GIVEN EXERCISE → Read the material below and count the lines holding the string "lower". Give that count with nothing added.

[Start]

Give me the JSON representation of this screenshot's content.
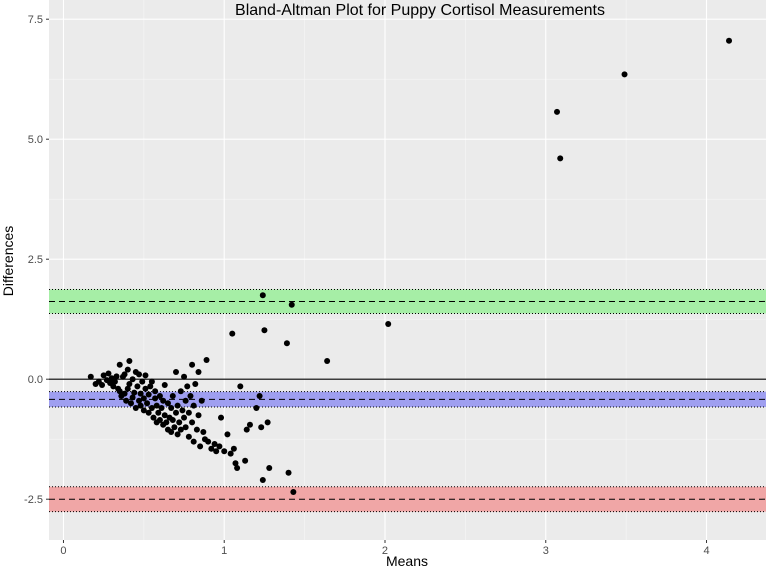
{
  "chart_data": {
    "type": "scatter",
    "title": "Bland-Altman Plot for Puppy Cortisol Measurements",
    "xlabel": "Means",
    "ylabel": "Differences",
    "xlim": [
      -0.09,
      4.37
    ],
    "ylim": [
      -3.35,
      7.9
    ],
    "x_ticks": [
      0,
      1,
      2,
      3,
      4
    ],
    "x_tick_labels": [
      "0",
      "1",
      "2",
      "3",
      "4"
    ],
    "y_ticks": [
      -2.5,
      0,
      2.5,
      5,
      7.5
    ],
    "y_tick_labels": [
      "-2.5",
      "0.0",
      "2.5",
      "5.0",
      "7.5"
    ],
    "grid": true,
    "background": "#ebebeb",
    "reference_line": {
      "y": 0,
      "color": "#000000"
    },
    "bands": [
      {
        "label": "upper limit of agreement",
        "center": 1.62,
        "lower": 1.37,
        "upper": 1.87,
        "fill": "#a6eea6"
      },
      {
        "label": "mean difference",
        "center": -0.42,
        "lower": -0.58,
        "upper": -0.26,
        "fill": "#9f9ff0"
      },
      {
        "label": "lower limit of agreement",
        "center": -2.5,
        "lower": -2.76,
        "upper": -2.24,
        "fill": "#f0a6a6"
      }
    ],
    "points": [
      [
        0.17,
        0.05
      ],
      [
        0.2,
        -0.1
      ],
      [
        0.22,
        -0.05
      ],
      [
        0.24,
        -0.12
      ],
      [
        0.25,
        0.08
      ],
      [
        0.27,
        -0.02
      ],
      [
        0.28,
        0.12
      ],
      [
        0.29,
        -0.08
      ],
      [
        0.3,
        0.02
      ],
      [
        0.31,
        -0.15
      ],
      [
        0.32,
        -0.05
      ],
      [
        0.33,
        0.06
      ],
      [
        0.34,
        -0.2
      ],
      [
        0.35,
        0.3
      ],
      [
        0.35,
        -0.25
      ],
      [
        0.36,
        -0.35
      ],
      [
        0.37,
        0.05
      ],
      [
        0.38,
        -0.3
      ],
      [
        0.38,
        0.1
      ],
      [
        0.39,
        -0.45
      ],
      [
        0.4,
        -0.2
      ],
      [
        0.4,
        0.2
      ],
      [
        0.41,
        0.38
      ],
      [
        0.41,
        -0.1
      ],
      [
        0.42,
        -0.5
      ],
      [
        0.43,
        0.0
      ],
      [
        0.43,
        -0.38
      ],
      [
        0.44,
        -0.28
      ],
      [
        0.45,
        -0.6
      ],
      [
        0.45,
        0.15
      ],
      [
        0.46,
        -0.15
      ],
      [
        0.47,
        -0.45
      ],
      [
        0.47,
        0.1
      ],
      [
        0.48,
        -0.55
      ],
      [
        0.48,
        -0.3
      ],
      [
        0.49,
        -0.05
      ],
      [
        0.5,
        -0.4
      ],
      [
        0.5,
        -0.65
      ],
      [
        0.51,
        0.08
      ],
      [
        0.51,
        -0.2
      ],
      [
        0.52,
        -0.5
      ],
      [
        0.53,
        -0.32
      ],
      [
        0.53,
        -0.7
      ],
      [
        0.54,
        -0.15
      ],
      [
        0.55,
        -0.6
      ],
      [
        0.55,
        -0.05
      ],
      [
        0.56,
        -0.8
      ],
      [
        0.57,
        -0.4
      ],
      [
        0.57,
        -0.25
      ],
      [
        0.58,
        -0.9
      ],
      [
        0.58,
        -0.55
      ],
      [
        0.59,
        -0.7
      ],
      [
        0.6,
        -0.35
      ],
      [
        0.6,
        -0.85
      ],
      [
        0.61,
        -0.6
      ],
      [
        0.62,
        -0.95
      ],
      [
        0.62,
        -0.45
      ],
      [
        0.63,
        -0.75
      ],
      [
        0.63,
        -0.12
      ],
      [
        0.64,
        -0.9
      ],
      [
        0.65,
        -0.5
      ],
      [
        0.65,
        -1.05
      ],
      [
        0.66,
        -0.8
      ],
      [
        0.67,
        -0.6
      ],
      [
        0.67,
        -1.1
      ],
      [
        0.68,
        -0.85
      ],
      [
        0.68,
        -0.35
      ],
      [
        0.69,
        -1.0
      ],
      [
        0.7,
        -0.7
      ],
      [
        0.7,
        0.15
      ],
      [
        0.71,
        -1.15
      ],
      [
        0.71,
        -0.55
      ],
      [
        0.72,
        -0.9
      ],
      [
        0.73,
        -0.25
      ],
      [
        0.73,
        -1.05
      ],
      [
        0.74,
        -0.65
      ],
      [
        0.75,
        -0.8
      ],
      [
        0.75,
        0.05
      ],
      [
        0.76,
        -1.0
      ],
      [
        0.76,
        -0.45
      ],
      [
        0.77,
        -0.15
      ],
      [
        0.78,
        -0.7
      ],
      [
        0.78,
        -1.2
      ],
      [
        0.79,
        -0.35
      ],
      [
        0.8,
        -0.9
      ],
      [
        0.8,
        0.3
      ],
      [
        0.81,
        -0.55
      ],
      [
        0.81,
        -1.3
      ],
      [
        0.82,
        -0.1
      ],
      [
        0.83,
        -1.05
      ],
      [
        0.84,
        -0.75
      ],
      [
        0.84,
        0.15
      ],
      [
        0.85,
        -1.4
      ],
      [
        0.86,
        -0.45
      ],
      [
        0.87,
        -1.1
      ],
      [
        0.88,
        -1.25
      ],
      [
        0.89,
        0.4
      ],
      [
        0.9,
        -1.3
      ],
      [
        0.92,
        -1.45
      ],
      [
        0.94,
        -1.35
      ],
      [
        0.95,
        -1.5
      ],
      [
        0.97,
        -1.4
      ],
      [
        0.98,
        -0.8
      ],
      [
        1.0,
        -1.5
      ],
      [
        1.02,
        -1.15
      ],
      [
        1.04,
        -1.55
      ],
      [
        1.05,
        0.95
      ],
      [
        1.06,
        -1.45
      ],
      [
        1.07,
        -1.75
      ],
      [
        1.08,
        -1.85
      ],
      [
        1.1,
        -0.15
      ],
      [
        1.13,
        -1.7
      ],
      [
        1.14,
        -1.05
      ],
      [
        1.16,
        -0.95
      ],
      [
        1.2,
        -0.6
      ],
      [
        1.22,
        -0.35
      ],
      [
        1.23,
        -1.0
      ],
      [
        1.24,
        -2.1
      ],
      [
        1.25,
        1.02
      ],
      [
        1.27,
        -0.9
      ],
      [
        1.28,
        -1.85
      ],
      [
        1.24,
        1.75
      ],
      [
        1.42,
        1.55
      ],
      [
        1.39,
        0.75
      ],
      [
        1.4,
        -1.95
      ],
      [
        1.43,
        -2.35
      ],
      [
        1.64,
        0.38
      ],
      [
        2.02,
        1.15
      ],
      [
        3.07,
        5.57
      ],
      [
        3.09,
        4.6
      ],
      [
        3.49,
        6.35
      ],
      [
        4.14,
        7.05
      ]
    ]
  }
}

[End]
[Start]

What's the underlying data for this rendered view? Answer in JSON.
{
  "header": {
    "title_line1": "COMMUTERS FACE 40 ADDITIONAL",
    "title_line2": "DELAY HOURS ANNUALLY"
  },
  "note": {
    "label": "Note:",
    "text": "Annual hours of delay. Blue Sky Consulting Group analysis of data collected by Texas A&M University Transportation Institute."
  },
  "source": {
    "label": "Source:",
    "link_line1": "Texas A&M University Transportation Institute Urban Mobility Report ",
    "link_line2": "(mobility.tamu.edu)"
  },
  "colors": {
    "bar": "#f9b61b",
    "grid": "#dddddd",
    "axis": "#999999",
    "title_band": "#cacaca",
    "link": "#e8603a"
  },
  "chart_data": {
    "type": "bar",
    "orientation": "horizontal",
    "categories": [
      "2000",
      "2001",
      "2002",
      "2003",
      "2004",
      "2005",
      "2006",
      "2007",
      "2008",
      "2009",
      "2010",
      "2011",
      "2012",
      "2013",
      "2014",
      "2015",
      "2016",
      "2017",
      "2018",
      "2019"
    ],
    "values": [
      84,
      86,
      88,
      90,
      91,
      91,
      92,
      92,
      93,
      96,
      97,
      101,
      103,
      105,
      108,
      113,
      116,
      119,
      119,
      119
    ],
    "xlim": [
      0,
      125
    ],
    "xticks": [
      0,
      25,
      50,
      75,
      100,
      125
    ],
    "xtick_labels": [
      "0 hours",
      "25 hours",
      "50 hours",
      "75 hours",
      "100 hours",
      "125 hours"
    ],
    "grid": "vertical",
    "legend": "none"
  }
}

[End]
[Start]

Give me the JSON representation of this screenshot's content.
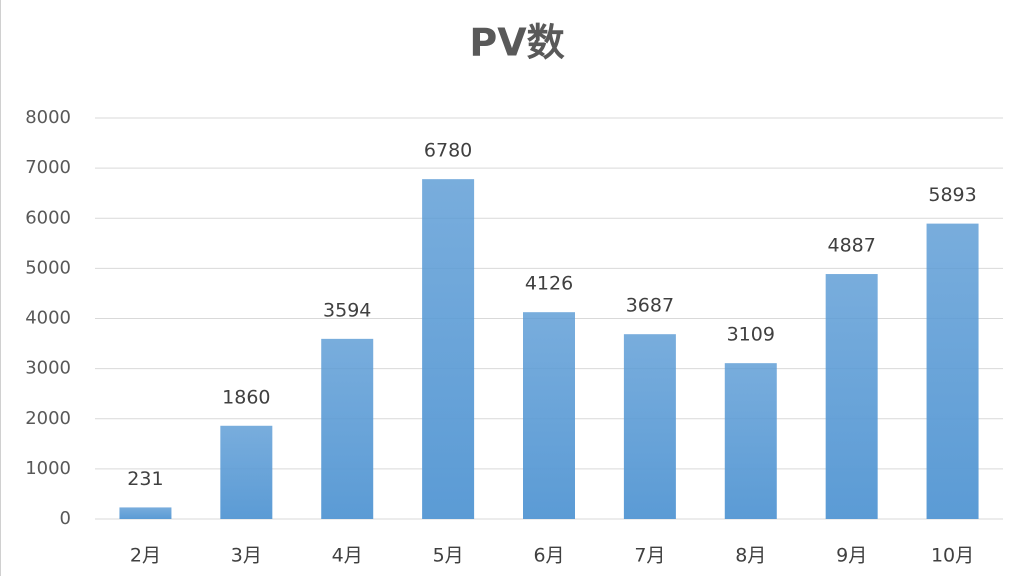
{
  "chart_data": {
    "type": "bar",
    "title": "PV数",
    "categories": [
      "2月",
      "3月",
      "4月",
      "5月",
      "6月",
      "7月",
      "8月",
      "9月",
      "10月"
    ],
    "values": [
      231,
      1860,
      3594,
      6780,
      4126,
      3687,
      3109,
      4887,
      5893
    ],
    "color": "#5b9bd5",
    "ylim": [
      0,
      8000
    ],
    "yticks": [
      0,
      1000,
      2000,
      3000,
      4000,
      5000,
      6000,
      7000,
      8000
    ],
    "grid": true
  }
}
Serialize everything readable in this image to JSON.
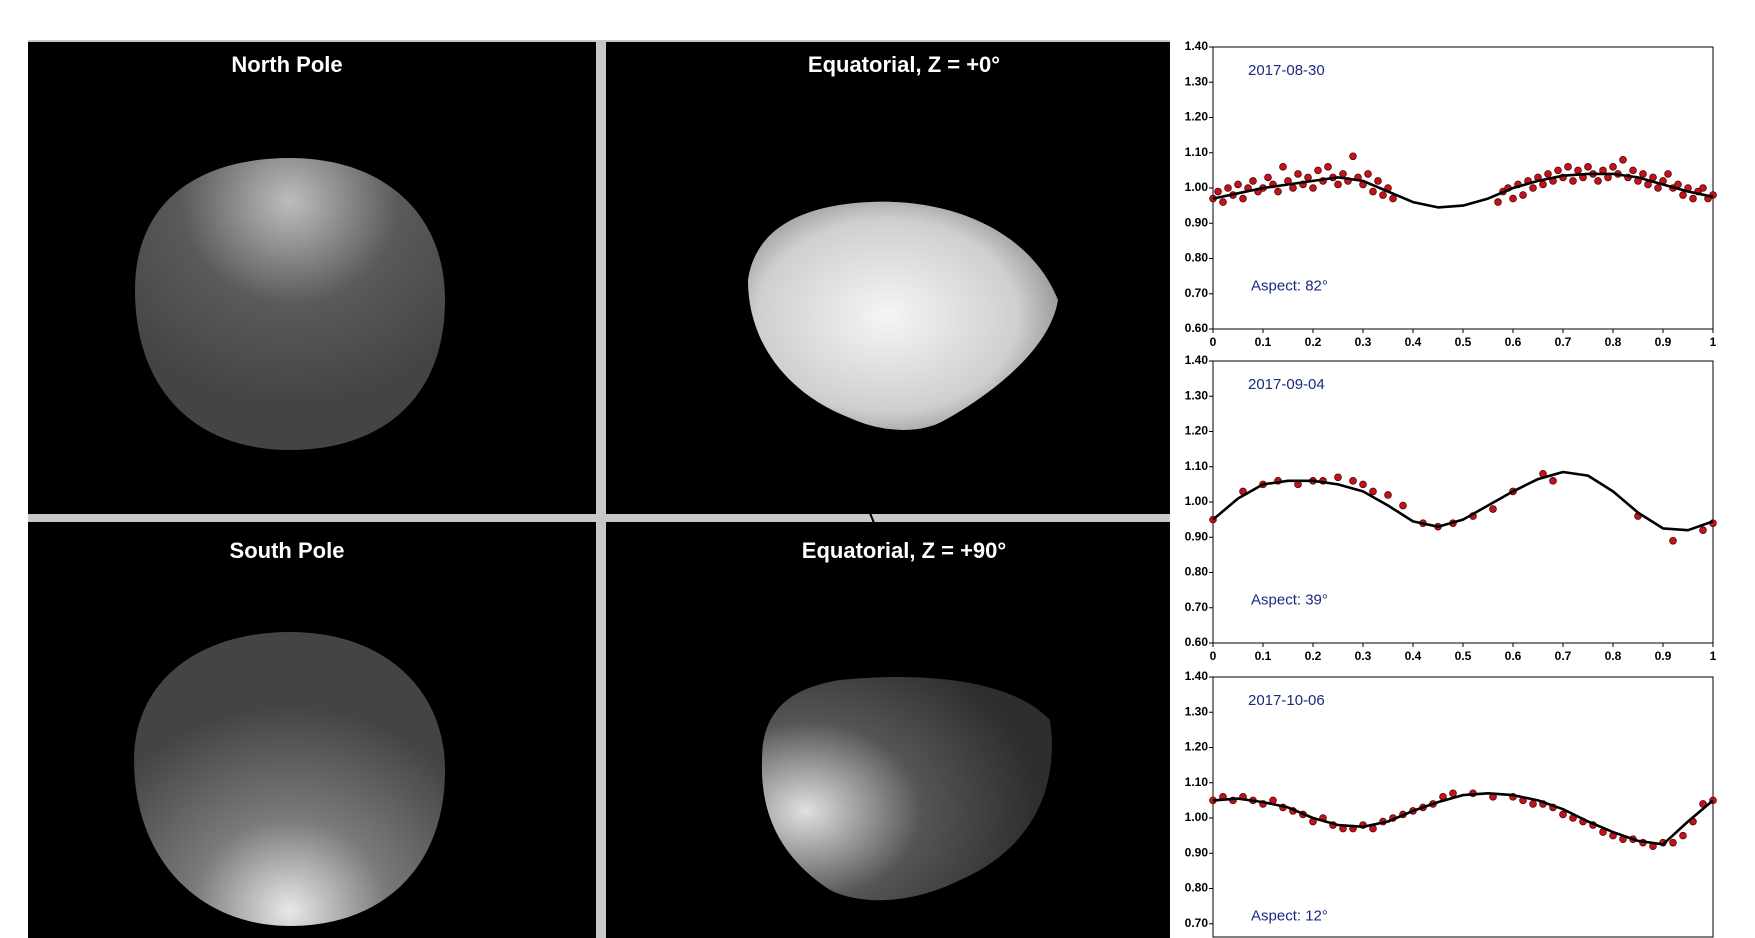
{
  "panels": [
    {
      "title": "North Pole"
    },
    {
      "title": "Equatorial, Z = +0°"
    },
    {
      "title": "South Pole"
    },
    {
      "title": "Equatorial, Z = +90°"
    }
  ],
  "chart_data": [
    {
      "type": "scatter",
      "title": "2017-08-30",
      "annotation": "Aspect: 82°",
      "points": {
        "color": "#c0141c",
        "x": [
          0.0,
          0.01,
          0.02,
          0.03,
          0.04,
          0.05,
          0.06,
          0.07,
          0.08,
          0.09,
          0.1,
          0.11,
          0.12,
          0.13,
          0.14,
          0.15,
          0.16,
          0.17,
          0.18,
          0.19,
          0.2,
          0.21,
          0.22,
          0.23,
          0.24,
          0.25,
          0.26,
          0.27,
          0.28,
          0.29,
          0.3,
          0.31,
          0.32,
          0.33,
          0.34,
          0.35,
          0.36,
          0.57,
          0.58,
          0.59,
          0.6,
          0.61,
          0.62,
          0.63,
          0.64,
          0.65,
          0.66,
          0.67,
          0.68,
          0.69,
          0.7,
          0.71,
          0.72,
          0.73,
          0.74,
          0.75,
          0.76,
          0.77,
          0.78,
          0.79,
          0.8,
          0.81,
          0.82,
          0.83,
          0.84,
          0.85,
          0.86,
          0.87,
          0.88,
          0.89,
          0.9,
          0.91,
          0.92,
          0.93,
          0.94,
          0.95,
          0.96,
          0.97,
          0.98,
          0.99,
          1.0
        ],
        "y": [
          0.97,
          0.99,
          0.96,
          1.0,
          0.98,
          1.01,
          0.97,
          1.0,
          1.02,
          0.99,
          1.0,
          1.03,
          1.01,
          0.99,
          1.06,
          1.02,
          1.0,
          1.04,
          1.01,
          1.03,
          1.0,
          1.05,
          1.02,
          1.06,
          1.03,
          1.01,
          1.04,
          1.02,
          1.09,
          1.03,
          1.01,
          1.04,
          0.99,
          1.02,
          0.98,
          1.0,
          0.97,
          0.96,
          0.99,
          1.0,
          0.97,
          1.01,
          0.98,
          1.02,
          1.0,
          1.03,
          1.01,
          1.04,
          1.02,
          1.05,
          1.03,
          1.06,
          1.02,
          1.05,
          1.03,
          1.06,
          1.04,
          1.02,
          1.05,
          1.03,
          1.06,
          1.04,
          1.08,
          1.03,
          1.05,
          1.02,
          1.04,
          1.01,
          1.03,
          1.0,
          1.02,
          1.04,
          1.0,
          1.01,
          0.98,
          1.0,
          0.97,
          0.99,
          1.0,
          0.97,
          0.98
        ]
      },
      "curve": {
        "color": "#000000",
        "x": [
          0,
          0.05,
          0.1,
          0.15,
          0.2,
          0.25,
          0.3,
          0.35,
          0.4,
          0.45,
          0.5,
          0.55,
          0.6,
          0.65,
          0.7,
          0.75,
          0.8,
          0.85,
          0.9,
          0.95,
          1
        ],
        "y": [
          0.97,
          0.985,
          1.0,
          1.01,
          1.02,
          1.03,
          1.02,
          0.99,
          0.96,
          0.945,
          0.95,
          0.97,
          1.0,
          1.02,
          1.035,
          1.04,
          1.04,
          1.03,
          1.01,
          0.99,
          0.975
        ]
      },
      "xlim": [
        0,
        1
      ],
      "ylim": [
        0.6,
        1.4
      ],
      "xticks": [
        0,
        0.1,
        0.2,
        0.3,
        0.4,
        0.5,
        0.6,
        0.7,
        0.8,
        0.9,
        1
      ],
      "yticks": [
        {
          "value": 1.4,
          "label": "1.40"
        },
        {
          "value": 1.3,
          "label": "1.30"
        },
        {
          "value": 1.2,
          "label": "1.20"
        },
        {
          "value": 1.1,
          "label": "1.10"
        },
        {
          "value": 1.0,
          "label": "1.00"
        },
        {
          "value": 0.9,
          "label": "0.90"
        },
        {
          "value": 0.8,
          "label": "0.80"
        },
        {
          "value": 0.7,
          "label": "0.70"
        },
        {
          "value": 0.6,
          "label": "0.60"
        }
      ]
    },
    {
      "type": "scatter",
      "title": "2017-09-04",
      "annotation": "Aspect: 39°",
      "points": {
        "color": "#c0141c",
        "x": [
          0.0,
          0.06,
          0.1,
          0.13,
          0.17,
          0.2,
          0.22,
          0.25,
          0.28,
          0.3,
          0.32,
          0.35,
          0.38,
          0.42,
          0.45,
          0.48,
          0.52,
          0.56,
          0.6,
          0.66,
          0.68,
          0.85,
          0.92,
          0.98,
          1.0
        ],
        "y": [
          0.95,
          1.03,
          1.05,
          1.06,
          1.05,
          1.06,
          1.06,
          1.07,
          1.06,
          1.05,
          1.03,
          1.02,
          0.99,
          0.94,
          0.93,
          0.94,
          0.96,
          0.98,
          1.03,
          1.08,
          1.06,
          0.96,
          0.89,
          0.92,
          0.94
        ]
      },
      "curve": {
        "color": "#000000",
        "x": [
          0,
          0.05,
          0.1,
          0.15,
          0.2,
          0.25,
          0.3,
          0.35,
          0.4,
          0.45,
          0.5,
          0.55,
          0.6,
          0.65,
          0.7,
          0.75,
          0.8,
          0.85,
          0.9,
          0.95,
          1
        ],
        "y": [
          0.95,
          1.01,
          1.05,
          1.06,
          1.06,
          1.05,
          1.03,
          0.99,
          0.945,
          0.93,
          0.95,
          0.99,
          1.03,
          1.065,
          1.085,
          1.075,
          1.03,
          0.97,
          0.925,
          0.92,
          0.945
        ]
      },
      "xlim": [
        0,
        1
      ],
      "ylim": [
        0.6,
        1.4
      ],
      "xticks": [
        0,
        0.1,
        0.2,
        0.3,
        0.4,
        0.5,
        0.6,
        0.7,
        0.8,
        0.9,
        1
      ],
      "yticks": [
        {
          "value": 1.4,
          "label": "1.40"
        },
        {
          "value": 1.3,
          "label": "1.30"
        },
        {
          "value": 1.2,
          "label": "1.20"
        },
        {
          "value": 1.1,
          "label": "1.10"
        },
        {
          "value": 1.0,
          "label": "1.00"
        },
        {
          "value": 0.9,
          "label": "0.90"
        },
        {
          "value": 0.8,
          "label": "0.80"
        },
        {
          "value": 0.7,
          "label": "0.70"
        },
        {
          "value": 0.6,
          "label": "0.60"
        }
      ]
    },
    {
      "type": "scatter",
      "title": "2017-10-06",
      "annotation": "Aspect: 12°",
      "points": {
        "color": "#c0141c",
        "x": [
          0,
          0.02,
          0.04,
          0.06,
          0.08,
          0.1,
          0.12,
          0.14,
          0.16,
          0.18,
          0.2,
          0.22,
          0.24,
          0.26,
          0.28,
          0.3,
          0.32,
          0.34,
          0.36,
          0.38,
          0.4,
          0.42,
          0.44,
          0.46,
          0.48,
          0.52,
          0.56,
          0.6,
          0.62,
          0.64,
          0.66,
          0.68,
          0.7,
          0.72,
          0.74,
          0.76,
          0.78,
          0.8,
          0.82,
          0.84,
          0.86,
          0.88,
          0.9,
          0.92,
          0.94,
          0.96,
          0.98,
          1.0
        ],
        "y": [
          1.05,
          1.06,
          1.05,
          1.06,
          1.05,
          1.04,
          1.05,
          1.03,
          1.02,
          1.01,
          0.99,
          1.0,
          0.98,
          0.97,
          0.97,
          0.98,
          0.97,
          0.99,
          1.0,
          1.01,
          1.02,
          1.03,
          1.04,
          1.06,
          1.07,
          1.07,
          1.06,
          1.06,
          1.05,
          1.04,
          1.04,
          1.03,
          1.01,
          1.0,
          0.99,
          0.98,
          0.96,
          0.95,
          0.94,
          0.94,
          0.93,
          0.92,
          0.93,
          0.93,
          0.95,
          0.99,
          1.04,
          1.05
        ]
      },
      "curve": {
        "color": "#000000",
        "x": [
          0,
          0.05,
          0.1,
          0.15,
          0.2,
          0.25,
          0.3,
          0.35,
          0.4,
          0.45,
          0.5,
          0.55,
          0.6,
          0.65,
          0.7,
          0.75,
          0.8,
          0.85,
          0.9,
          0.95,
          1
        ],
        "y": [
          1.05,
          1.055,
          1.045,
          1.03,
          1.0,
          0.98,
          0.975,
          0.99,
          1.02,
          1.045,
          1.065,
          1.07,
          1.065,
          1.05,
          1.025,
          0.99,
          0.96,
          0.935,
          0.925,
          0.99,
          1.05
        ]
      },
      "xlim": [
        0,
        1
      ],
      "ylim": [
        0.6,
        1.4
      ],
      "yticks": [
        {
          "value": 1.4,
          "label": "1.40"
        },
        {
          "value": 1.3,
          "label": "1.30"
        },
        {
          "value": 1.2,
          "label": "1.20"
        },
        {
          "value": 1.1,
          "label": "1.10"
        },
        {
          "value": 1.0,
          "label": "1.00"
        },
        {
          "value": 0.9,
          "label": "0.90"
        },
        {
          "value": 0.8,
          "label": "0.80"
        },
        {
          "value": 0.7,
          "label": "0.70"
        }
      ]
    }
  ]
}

[End]

EXERCISE RESPONSE → 4